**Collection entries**
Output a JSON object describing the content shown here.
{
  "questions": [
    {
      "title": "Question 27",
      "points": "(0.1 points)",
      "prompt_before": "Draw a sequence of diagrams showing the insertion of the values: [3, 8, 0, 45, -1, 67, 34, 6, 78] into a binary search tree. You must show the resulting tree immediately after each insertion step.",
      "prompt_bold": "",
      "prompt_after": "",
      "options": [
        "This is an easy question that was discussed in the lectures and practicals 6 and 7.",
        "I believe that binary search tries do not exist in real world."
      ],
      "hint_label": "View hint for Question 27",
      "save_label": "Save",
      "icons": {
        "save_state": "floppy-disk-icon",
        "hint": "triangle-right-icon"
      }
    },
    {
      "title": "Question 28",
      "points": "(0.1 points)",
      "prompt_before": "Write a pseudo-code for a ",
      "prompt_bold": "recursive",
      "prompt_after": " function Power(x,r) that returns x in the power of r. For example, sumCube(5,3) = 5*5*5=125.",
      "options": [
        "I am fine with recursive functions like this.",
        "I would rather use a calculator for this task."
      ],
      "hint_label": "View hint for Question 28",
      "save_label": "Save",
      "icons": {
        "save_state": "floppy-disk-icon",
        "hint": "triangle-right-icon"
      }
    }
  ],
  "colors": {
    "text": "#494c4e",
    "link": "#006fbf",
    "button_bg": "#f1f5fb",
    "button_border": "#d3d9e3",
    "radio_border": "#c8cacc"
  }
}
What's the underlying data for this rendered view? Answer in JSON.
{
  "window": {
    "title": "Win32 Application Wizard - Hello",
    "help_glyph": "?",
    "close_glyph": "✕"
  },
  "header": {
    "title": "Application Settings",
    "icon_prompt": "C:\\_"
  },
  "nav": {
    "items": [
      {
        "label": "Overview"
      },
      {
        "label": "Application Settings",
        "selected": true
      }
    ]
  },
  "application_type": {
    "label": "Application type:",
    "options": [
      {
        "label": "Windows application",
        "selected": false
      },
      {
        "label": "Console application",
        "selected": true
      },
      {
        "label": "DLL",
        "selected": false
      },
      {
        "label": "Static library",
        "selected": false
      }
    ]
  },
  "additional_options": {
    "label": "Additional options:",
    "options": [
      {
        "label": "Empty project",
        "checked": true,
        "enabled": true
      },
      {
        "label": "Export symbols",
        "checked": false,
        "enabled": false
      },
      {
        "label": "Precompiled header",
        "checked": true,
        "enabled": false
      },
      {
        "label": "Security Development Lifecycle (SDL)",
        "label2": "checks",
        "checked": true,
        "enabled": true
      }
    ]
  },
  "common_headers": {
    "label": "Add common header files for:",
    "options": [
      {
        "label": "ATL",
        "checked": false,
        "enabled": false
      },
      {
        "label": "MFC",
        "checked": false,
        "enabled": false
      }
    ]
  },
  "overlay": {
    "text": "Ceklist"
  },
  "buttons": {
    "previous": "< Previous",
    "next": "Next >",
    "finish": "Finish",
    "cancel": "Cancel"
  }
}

**To be done**
Count the lines of the data that include the string "search", and give only that number.

**Response**
2